** Begin **

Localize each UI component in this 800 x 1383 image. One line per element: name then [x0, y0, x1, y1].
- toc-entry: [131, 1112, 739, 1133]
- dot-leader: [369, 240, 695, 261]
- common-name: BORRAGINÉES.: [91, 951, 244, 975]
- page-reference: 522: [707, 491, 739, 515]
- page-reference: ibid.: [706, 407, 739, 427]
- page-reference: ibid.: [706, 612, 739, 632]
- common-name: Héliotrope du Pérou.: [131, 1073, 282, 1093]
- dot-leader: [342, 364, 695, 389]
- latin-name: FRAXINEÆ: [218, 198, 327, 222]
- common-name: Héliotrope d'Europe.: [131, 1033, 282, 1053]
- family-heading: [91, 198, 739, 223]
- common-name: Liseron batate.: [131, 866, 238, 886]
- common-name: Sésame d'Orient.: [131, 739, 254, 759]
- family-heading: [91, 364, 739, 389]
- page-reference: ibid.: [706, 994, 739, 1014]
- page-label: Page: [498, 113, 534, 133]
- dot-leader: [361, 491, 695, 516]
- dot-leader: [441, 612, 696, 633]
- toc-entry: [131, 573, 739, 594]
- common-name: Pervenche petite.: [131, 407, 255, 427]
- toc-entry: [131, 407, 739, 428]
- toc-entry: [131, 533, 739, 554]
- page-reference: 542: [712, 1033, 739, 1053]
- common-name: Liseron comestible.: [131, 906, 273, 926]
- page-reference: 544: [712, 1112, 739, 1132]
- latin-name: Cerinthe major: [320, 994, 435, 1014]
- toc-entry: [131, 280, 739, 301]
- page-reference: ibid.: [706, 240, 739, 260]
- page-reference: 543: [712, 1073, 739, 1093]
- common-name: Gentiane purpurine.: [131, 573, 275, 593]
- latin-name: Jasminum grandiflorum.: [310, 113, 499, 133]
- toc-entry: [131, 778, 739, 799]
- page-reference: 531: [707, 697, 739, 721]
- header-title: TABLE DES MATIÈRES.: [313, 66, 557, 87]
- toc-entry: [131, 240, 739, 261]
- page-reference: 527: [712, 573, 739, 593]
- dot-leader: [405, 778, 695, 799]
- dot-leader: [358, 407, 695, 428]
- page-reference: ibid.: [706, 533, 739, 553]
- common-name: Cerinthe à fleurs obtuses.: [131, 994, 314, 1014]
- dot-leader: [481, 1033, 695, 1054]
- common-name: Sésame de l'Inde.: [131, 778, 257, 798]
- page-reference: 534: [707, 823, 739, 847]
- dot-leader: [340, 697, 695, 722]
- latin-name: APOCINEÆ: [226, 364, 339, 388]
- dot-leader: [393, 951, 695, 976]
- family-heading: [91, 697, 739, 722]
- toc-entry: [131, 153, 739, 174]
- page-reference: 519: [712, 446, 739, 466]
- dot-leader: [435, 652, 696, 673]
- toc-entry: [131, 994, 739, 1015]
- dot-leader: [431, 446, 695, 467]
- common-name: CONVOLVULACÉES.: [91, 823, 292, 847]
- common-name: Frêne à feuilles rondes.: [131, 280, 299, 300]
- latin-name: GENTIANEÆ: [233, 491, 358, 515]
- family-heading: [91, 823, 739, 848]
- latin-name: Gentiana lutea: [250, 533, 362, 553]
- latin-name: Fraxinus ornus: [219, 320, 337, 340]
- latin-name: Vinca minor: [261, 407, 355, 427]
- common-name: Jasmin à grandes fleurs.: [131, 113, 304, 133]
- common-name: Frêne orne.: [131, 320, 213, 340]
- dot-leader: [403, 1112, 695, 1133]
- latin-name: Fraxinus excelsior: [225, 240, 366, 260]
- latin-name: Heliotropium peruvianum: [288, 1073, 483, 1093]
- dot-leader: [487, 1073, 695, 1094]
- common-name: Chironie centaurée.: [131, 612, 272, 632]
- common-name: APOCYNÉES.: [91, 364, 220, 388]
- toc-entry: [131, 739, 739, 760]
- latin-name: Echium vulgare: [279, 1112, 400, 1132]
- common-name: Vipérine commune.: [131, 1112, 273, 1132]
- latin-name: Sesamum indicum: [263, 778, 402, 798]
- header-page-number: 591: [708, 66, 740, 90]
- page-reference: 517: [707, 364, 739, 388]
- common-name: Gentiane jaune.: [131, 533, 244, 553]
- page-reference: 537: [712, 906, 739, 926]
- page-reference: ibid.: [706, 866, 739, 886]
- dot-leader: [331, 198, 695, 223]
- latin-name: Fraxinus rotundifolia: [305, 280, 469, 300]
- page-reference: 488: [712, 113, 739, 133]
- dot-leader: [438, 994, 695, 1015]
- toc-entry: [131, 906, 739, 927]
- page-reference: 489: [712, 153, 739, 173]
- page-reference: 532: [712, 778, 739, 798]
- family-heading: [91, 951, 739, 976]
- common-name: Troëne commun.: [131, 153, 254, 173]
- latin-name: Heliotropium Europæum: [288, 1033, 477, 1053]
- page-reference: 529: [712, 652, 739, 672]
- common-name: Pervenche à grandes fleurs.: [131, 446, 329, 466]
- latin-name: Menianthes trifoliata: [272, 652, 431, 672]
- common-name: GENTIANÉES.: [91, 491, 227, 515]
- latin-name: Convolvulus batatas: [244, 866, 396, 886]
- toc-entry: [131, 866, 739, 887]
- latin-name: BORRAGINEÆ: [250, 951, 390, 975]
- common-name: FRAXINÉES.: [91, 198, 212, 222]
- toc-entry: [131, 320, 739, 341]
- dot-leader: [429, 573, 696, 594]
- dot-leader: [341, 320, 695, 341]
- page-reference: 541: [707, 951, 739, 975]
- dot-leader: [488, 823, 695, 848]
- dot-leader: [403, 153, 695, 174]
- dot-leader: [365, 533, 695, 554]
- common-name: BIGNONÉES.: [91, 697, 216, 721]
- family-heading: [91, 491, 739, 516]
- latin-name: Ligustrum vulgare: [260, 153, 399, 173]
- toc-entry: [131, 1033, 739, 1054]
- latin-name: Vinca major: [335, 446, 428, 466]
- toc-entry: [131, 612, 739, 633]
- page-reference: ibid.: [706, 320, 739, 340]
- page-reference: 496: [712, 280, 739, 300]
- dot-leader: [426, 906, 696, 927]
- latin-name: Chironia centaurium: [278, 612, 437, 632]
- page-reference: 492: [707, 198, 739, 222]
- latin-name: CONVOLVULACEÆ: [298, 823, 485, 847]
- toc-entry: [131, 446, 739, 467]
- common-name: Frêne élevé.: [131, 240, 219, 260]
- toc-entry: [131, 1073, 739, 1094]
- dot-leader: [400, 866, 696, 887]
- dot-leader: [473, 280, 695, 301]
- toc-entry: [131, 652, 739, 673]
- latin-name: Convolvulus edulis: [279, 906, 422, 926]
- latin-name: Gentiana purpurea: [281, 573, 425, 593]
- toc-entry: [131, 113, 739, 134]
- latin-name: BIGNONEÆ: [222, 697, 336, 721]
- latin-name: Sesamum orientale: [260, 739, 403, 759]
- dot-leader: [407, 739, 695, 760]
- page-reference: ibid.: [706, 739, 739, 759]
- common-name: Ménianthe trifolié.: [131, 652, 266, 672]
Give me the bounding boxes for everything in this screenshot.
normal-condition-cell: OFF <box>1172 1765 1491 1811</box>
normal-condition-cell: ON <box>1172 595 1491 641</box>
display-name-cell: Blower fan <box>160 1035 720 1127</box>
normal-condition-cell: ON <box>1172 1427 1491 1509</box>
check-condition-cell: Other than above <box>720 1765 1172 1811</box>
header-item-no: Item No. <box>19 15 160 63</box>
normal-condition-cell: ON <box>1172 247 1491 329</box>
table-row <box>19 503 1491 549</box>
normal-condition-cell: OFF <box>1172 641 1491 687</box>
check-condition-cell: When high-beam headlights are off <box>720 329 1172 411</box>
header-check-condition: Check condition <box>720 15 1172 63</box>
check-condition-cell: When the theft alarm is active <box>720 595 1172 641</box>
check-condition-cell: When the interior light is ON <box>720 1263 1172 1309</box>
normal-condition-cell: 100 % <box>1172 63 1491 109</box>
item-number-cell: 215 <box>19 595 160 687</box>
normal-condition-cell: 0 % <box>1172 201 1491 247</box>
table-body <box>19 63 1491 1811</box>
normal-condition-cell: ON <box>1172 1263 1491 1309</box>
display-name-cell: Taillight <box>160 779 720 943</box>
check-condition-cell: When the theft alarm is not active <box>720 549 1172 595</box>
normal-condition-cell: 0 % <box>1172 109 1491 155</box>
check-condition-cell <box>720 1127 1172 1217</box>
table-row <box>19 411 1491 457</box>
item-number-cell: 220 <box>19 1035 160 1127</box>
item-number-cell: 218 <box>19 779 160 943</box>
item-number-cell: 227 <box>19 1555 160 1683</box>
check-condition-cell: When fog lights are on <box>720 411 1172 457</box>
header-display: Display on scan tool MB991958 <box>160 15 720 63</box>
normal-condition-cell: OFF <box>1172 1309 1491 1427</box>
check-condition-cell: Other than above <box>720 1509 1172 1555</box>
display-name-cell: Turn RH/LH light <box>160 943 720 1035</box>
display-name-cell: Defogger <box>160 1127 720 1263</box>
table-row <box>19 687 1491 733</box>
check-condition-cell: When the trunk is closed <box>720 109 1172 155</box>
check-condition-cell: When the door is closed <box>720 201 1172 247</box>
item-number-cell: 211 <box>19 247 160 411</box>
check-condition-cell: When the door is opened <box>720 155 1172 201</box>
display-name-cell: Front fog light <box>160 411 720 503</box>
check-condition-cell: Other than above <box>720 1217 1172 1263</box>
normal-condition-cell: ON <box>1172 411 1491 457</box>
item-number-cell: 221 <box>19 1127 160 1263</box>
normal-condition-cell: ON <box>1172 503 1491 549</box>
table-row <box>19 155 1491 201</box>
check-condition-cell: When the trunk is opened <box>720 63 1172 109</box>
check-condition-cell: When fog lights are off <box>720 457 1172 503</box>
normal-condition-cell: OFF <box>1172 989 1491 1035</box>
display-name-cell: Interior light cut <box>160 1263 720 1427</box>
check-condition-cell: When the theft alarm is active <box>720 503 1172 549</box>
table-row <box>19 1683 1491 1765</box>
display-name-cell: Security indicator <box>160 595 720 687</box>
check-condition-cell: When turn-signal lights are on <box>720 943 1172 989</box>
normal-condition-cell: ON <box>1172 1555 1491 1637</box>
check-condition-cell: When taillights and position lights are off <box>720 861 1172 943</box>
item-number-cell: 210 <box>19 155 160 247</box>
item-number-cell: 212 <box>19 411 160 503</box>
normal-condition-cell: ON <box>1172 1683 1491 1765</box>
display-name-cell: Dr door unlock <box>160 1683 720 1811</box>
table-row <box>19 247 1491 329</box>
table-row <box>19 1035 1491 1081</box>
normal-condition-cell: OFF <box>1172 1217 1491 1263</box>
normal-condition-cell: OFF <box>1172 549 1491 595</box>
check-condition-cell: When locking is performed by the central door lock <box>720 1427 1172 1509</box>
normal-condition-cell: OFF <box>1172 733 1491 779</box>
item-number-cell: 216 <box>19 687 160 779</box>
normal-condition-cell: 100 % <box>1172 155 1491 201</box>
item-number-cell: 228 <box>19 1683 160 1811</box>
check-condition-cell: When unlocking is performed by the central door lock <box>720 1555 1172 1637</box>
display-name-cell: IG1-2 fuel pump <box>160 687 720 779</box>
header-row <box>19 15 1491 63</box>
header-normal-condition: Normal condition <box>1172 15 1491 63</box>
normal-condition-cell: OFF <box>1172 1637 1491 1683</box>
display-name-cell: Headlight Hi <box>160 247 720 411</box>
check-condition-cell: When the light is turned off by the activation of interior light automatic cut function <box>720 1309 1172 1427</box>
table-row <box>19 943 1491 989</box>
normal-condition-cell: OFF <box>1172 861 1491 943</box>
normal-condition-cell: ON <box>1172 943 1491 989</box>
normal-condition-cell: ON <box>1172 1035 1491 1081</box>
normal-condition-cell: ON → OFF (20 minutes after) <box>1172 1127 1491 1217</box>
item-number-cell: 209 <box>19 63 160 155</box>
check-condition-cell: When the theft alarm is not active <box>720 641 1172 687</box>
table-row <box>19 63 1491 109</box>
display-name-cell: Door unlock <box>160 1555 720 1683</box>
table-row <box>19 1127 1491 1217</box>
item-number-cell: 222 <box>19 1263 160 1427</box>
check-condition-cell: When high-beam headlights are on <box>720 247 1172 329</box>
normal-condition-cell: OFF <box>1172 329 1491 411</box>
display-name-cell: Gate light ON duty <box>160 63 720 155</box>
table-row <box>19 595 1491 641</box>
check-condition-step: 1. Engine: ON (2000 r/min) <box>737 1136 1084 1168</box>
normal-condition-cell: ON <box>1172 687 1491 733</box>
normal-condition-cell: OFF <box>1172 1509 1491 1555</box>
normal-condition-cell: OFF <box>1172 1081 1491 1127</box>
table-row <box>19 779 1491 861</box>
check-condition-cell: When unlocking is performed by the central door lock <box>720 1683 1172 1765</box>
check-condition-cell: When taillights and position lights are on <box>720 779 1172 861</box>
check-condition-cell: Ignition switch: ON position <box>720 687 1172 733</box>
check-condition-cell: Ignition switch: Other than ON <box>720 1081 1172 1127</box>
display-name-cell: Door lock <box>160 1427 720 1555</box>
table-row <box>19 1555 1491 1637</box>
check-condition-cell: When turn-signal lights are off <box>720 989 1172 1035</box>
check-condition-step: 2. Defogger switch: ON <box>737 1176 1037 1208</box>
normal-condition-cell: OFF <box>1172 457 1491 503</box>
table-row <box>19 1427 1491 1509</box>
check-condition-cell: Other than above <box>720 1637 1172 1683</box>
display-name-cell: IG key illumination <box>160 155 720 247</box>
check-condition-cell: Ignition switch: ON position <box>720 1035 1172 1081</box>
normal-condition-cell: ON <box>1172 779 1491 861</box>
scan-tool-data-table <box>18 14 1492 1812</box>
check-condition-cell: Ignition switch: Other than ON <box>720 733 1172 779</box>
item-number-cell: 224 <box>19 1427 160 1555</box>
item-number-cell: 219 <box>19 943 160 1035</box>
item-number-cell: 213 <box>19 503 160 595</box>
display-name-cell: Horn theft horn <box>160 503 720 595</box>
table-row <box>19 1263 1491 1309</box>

** End **

## REQUIRED TASK:
Copy the entries word for word, from the first line through the line that contains "- toc-entry: [131, 573, 739, 594]".

## FULL RESPONSE:
Localize each UI component in this 800 x 1383 image. One line per element: name then [x0, y0, x1, y1].
- toc-entry: [131, 1112, 739, 1133]
- dot-leader: [369, 240, 695, 261]
- common-name: BORRAGINÉES.: [91, 951, 244, 975]
- page-reference: 522: [707, 491, 739, 515]
- page-reference: ibid.: [706, 407, 739, 427]
- page-reference: ibid.: [706, 612, 739, 632]
- common-name: Héliotrope du Pérou.: [131, 1073, 282, 1093]
- dot-leader: [342, 364, 695, 389]
- latin-name: FRAXINEÆ: [218, 198, 327, 222]
- common-name: Héliotrope d'Europe.: [131, 1033, 282, 1053]
- family-heading: [91, 198, 739, 223]
- common-name: Liseron batate.: [131, 866, 238, 886]
- common-name: Sésame d'Orient.: [131, 739, 254, 759]
- family-heading: [91, 364, 739, 389]
- page-reference: ibid.: [706, 994, 739, 1014]
- page-label: Page: [498, 113, 534, 133]
- dot-leader: [361, 491, 695, 516]
- dot-leader: [441, 612, 696, 633]
- toc-entry: [131, 573, 739, 594]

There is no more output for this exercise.